# Brief:
From the listing below, copy every line with the word "nerveuses".

# Source records:
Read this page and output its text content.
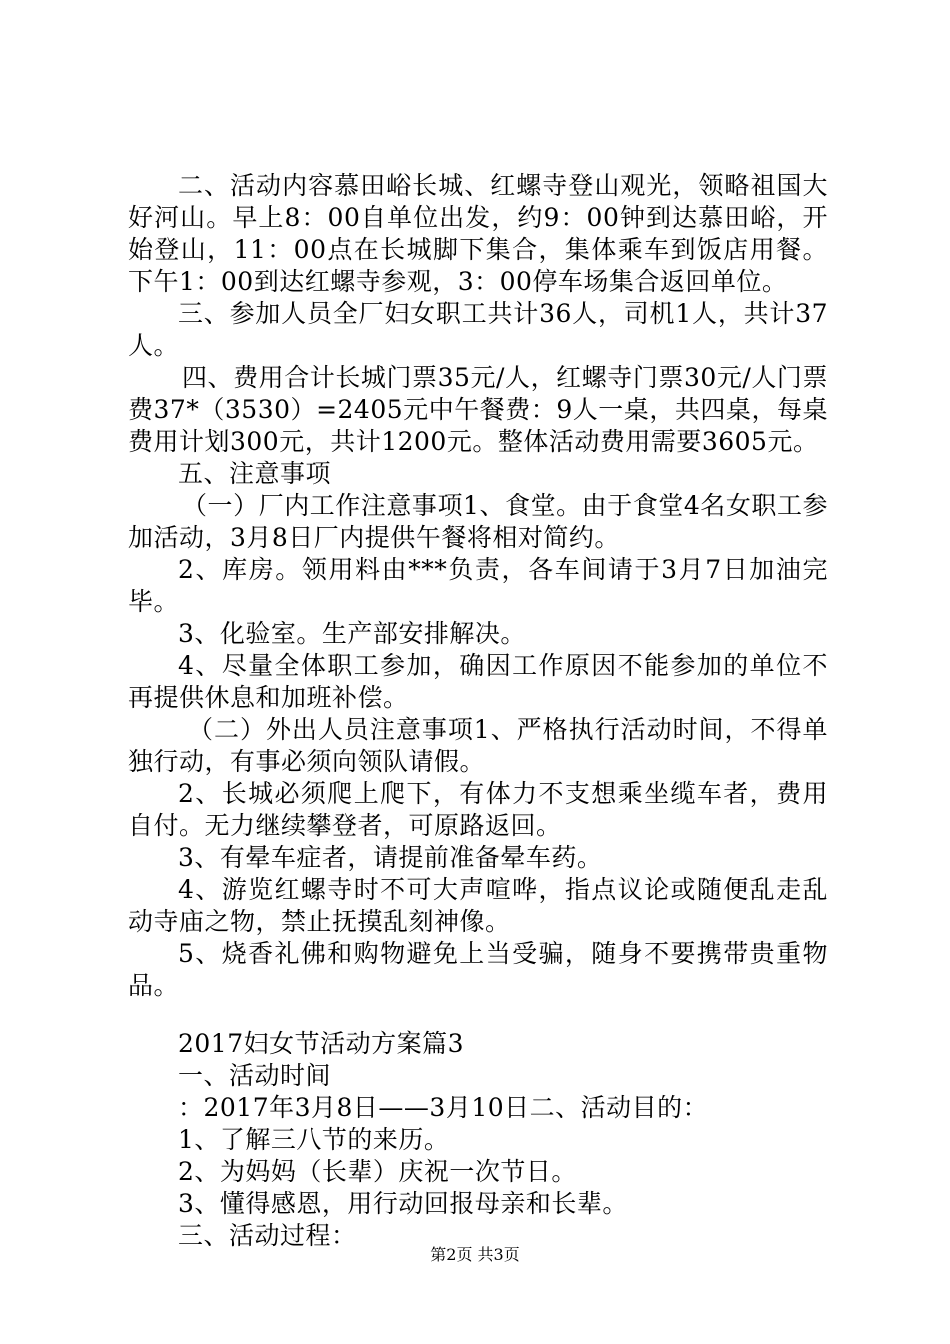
二、活动内容慕田峪长城、红螺寺登山观光，领略祖国大好河山。早上8：00自单位出发，约9：00钟到达慕田峪，开始登山，11：00点在长城脚下集合，集体乘车到饭店用餐。下午1：00到达红螺寺参观，3：00停车场集合返回单位。

三、参加人员全厂妇女职工共计36人，司机1人，共计37人。

四、费用合计长城门票35元/人，红螺寺门票30元/人门票费37*（3530）=2405元中午餐费：9人一桌，共四桌，每桌费用计划300元，共计1200元。整体活动费用需要3605元。

五、注意事项

（一）厂内工作注意事项1、食堂。由于食堂4名女职工参加活动，3月8日厂内提供午餐将相对简约。

2、库房。领用料由***负责，各车间请于3月7日加油完毕。

3、化验室。生产部安排解决。

4、尽量全体职工参加，确因工作原因不能参加的单位不再提供休息和加班补偿。

（二）外出人员注意事项1、严格执行活动时间，不得单独行动，有事必须向领队请假。

2、长城必须爬上爬下，有体力不支想乘坐缆车者，费用自付。无力继续攀登者，可原路返回。

3、有晕车症者，请提前准备晕车药。

4、游览红螺寺时不可大声喧哗，指点议论或随便乱走乱动寺庙之物，禁止抚摸乱刻神像。

5、烧香礼佛和购物避免上当受骗，随身不要携带贵重物品。

2017妇女节活动方案篇3

一、活动时间

：2017年3月8日——3月10日二、活动目的：

1、了解三八节的来历。

2、为妈妈（长辈）庆祝一次节日。

3、懂得感恩，用行动回报母亲和长辈。

三、活动过程：

第2页 共3页
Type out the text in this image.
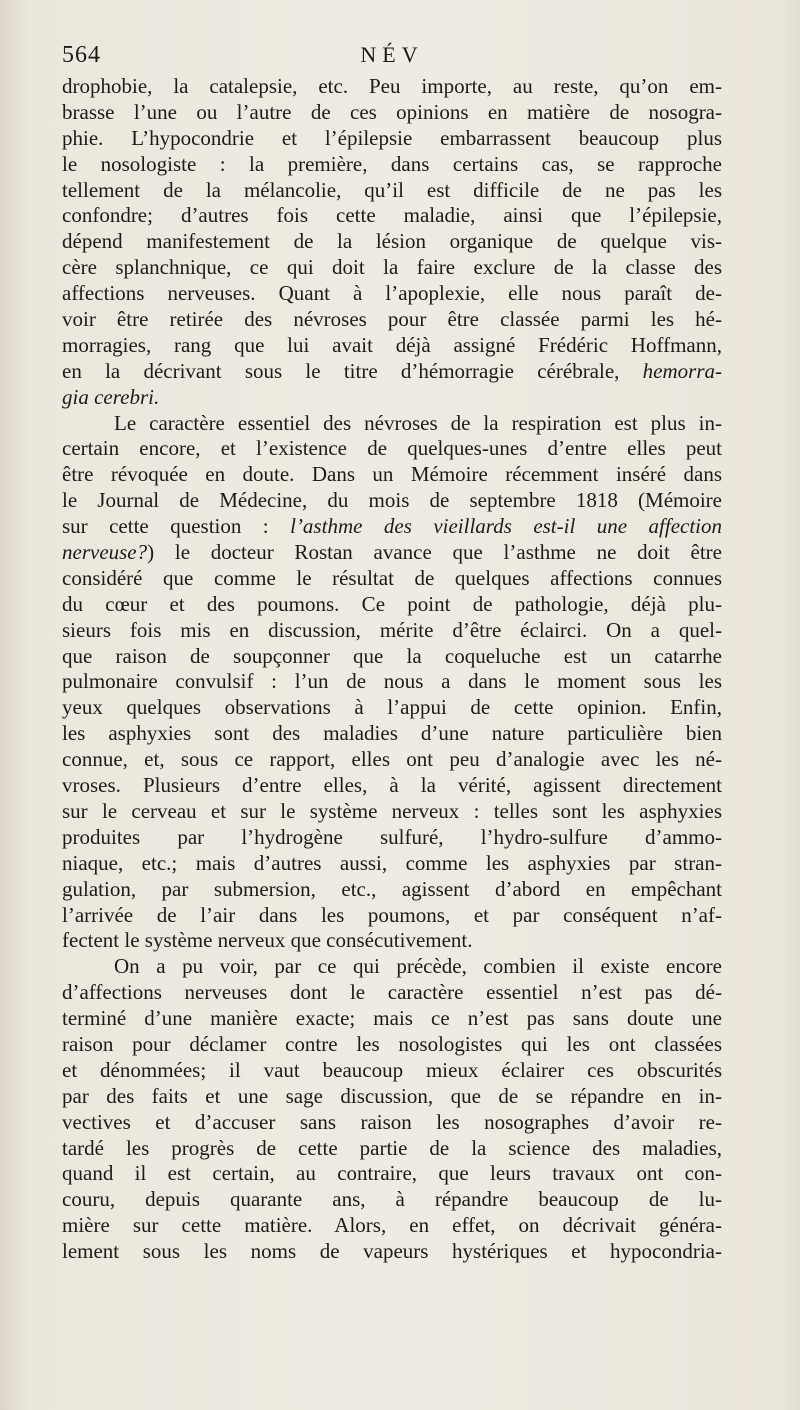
564	NÉV
drophobie, la catalepsie, etc. Peu importe, au reste, qu’on em-
brasse l’une ou l’autre de ces opinions en matière de nosogra-
phie. L’hypocondrie et l’épilepsie embarrassent beaucoup plus
le nosologiste : la première, dans certains cas, se rapproche
tellement de la mélancolie, qu’il est difficile de ne pas les
confondre; d’autres fois cette maladie, ainsi que l’épilepsie,
dépend manifestement de la lésion organique de quelque vis-
cère splanchnique, ce qui doit la faire exclure de la classe des
affections nerveuses. Quant à l’apoplexie, elle nous paraît de-
voir être retirée des névroses pour être classée parmi les hé-
morragies, rang que lui avait déjà assigné Frédéric Hoffmann,
en la décrivant sous le titre d’hémorragie cérébrale, hemorra-
gia cerebri.
Le caractère essentiel des névroses de la respiration est plus in-
certain encore, et l’existence de quelques-unes d’entre elles peut
être révoquée en doute. Dans un Mémoire récemment inséré dans
le Journal de Médecine, du mois de septembre 1818 (Mémoire
sur cette question : l’asthme des vieillards est-il une affection
nerveuse?) le docteur Rostan avance que l’asthme ne doit être
considéré que comme le résultat de quelques affections connues
du cœur et des poumons. Ce point de pathologie, déjà plu-
sieurs fois mis en discussion, mérite d’être éclairci. On a quel-
que raison de soupçonner que la coqueluche est un catarrhe
pulmonaire convulsif : l’un de nous a dans le moment sous les
yeux quelques observations à l’appui de cette opinion. Enfin,
les asphyxies sont des maladies d’une nature particulière bien
connue, et, sous ce rapport, elles ont peu d’analogie avec les né-
vroses. Plusieurs d’entre elles, à la vérité, agissent directement
sur le cerveau et sur le système nerveux : telles sont les asphyxies
produites par l’hydrogène sulfuré, l’hydro-sulfure d’ammo-
niaque, etc.; mais d’autres aussi, comme les asphyxies par stran-
gulation, par submersion, etc., agissent d’abord en empêchant
l’arrivée de l’air dans les poumons, et par conséquent n’af-
fectent le système nerveux que consécutivement.
On a pu voir, par ce qui précède, combien il existe encore
d’affections nerveuses dont le caractère essentiel n’est pas dé-
terminé d’une manière exacte; mais ce n’est pas sans doute une
raison pour déclamer contre les nosologistes qui les ont classées
et dénommées; il vaut beaucoup mieux éclairer ces obscurités
par des faits et une sage discussion, que de se répandre en in-
vectives et d’accuser sans raison les nosographes d’avoir re-
tardé les progrès de cette partie de la science des maladies,
quand il est certain, au contraire, que leurs travaux ont con-
couru, depuis quarante ans, à répandre beaucoup de lu-
mière sur cette matière. Alors, en effet, on décrivait généra-
lement sous les noms de vapeurs hystériques et hypocondria-
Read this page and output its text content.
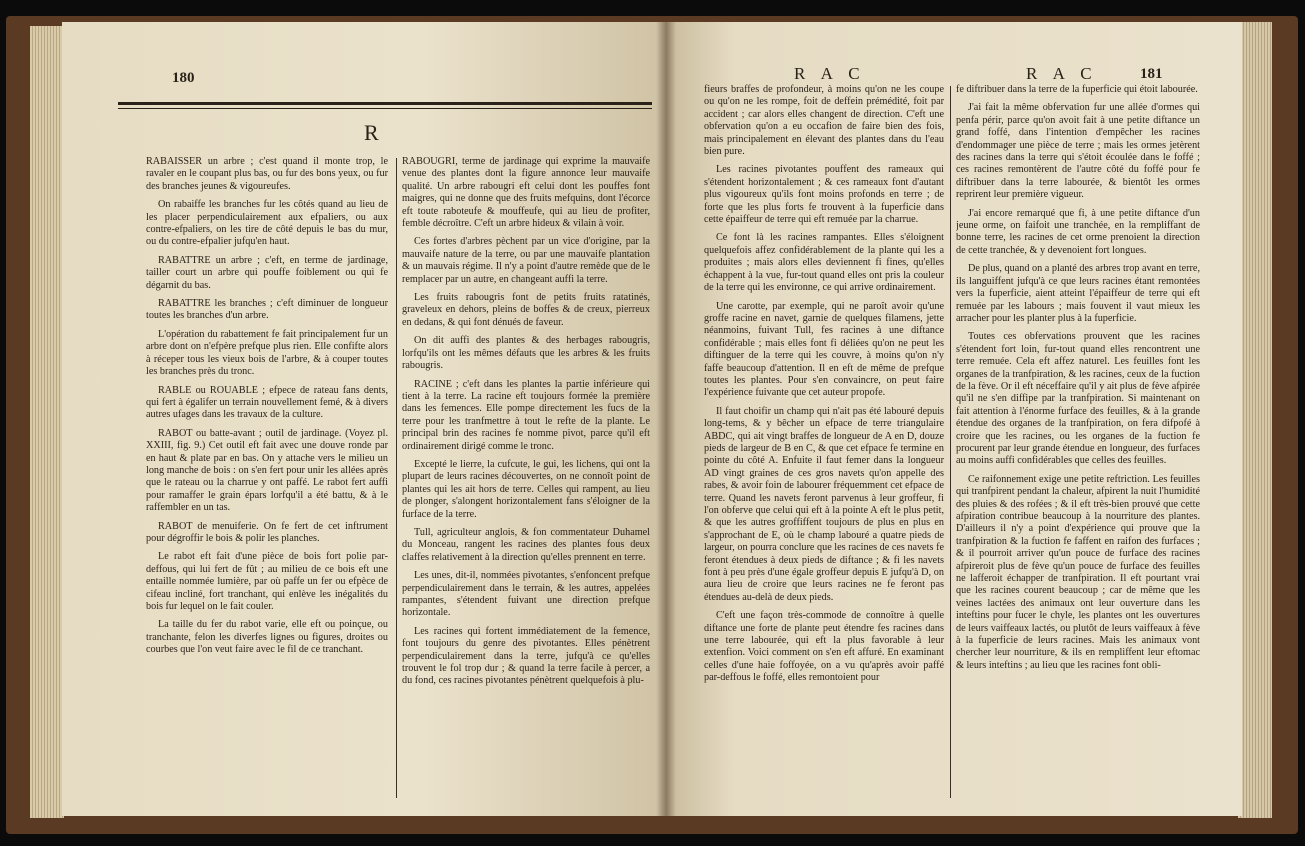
180
R

RABAISSER un arbre ; c'est quand il monte trop, le ravaler en le coupant plus bas, ou fur des bons yeux, ou fur des branches jeunes & vigoureufes.

On rabaiffe les branches fur les côtés quand au lieu de les placer perpendiculairement aux efpaliers, ou aux contre-efpaliers, on les tire de côté depuis le bas du mur, ou du contre-efpalier jufqu'en haut.

RABATTRE un arbre ; c'eft, en terme de jardinage, tailler court un arbre qui pouffe foiblement ou qui fe dégarnit du bas.

RABATTRE les branches ; c'eft diminuer de longueur toutes les branches d'un arbre.

L'opération du rabattement fe fait principalement fur un arbre dont on n'efpère prefque plus rien. Elle confifte alors à réceper tous les vieux bois de l'arbre, & à couper toutes les branches près du tronc.

RABLE ou ROUABLE ; efpece de rateau fans dents, qui fert à égalifer un terrain nouvellement femé, & à divers autres ufages dans les travaux de la culture.

RABOT ou batte-avant ; outil de jardinage. (Voyez pl. XXIII, fig. 9.) Cet outil eft fait avec une douve ronde par en haut & plate par en bas. On y attache vers le milieu un long manche de bois : on s'en fert pour unir les allées après que le rateau ou la charrue y ont paffé. Le rabot fert auffi pour ramaffer le grain épars lorfqu'il a été battu, & à le raffembler en un tas.

RABOT de menuiferie. On fe fert de cet inftrument pour dégroffir le bois & polir les planches.

Le rabot eft fait d'une pièce de bois fort polie par-deffous, qui lui fert de fût ; au milieu de ce bois eft une entaille nommée lumière, par où paffe un fer ou efpèce de cifeau incliné, fort tranchant, qui enlève les inégalités du bois fur lequel on le fait couler.

La taille du fer du rabot varie, elle eft ou poinçue, ou tranchante, felon les diverfes lignes ou figures, droites ou courbes que l'on veut faire avec le fil de ce tranchant.

RABOUGRI, terme de jardinage qui exprime la mauvaife venue des plantes dont la figure annonce leur mauvaife qualité. Un arbre rabougri eft celui dont les pouffes font maigres, qui ne donne que des fruits mefquins, dont l'écorce eft toute raboteufe & mouffeufe, qui au lieu de profiter, femble décroître. C'eft un arbre hideux & vilain à voir.

Ces fortes d'arbres pèchent par un vice d'origine, par la mauvaife nature de la terre, ou par une mauvaife plantation & un mauvais régime. Il n'y a point d'autre remède que de le remplacer par un autre, en changeant auffi la terre.

Les fruits rabougris font de petits fruits ratatinés, graveleux en dehors, pleins de boffes & de creux, pierreux en dedans, & qui font dénués de faveur.

On dit auffi des plantes & des herbages rabougris, lorfqu'ils ont les mêmes défauts que les arbres & les fruits rabougris.

RACINE ; c'eft dans les plantes la partie inférieure qui tient à la terre. La racine eft toujours formée la première dans les femences. Elle pompe directement les fucs de la terre pour les tranfmettre à tout le refte de la plante. Le principal brin des racines fe nomme pivot, parce qu'il eft ordinairement dirigé comme le tronc.

Excepté le lierre, la cufcute, le gui, les lichens, qui ont la plupart de leurs racines découvertes, on ne connoît point de plantes qui les ait hors de terre. Celles qui rampent, au lieu de plonger, s'alongent horizontalement fans s'éloigner de la furface de la terre.

Tull, agriculteur anglois, & fon commentateur Duhamel du Monceau, rangent les racines des plantes fous deux claffes relativement à la direction qu'elles prennent en terre.

Les unes, dit-il, nommées pivotantes, s'enfoncent prefque perpendiculairement dans le terrain, & les autres, appelées rampantes, s'étendent fuivant une direction prefque horizontale.

Les racines qui fortent immédiatement de la femence, font toujours du genre des pivotantes. Elles pénètrent perpendiculairement dans la terre, jufqu'à ce qu'elles trouvent le fol trop dur ; & quand la terre facile à percer, a du fond, ces racines pivotantes pénètrent quelquefois à plu-

R A C	R A C	181

fieurs braffes de profondeur, à moins qu'on ne les coupe ou qu'on ne les rompe, foit de deffein prémédité, foit par accident ; car alors elles changent de direction. C'eft une obfervation qu'on a eu occafion de faire bien des fois, mais principalement en élevant des plantes dans du l'eau bien pure.

Les racines pivotantes pouffent des rameaux qui s'étendent horizontalement ; & ces rameaux font d'autant plus vigoureux qu'ils font moins profonds en terre ; de forte que les plus forts fe trouvent à la fuperficie dans cette épaiffeur de terre qui eft remuée par la charrue.

Ce font là les racines rampantes. Elles s'éloignent quelquefois affez confidérablement de la plante qui les a produites ; mais alors elles deviennent fi fines, qu'elles échappent à la vue, fur-tout quand elles ont pris la couleur de la terre qui les environne, ce qui arrive ordinairement.

Une carotte, par exemple, qui ne paroît avoir qu'une groffe racine en navet, garnie de quelques filamens, jette néanmoins, fuivant Tull, fes racines à une diftance confidérable ; mais elles font fi déliées qu'on ne peut les diftinguer de la terre qui les couvre, à moins qu'on n'y faffe beaucoup d'attention. Il en eft de même de prefque toutes les plantes. Pour s'en convaincre, on peut faire l'expérience fuivante que cet auteur propofe.

Il faut choifir un champ qui n'ait pas été labouré depuis long-tems, & y bêcher un efpace de terre triangulaire ABDC, qui ait vingt braffes de longueur de A en D, douze pieds de largeur de B en C, & que cet efpace fe termine en pointe du côté A. Enfuite il faut femer dans la longueur AD vingt graines de ces gros navets qu'on appelle des rabes, & avoir foin de labourer fréquemment cet efpace de terre. Quand les navets feront parvenus à leur groffeur, fi l'on obferve que celui qui eft à la pointe A eft le plus petit, & que les autres groffiffent toujours de plus en plus en s'approchant de E, où le champ labouré a quatre pieds de largeur, on pourra conclure que les racines de ces navets fe feront étendues à deux pieds de diftance ; & fi les navets font à peu près d'une égale groffeur depuis E jufqu'à D, on aura lieu de croire que leurs racines ne fe feront pas étendues au-delà de deux pieds.

C'eft une façon très-commode de connoître à quelle diftance une forte de plante peut étendre fes racines dans une terre labourée, qui eft la plus favorable à leur extenfion. Voici comment on s'en eft affuré. En examinant celles d'une haie foffoyée, on a vu qu'après avoir paffé par-deffous le foffé, elles remontoient pour

fe diftribuer dans la terre de la fuperficie qui étoit labourée.

J'ai fait la même obfervation fur une allée d'ormes qui penfa périr, parce qu'on avoit fait à une petite diftance un grand foffé, dans l'intention d'empêcher les racines d'endommager une pièce de terre ; mais les ormes jetèrent des racines dans la terre qui s'étoit écoulée dans le foffé ; ces racines remontèrent de l'autre côté du foffé pour fe diftribuer dans la terre labourée, & bientôt les ormes reprirent leur première vigueur.

J'ai encore remarqué que fi, à une petite diftance d'un jeune orme, on faifoit une tranchée, en la rempliffant de bonne terre, les racines de cet orme prenoient la direction de cette tranchée, & y devenoient fort longues.

De plus, quand on a planté des arbres trop avant en terre, ils languiffent jufqu'à ce que leurs racines étant remontées vers la fuperficie, aient atteint l'épaiffeur de terre qui eft remuée par les labours ; mais fouvent il vaut mieux les arracher pour les planter plus à la fuperficie.

Toutes ces obfervations prouvent que les racines s'étendent fort loin, fur-tout quand elles rencontrent une terre remuée. Cela eft affez naturel. Les feuilles font les organes de la tranfpiration, & les racines, ceux de la fuction de la fève. Or il eft néceffaire qu'il y ait plus de fève afpirée qu'il ne s'en diffipe par la tranfpiration. Si maintenant on fait attention à l'énorme furface des feuilles, & à la grande étendue des organes de la tranfpiration, on fera difpofé à croire que les racines, ou les organes de la fuction fe procurent par leur grande étendue en longueur, des furfaces au moins auffi confidérables que celles des feuilles.

Ce raifonnement exige une petite reftriction. Les feuilles qui tranfpirent pendant la chaleur, afpirent la nuit l'humidité des pluies & des rofées ; & il eft très-bien prouvé que cette afpiration contribue beaucoup à la nourriture des plantes. D'ailleurs il n'y a point d'expérience qui prouve que la tranfpiration & la fuction fe faffent en raifon des furfaces ; & il pourroit arriver qu'un pouce de furface des racines afpireroit plus de fève qu'un pouce de furface des feuilles ne lafferoit échapper de tranfpiration. Il eft pourtant vrai que les racines courent beaucoup ; car de même que les veines lactées des animaux ont leur ouverture dans les inteftins pour fucer le chyle, les plantes ont les ouvertures de leurs vaiffeaux lactés, ou plutôt de leurs vaiffeaux à fève à la fuperficie de leurs racines. Mais les animaux vont chercher leur nourriture, & ils en rempliffent leur eftomac & leurs inteftins ; au lieu que les racines font obli-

# Result for this task:
affections nerveuses. Quant à l’apoplexie, elle nous paraît de-
d’affections nerveuses dont le caractère essentiel n’est pas dé-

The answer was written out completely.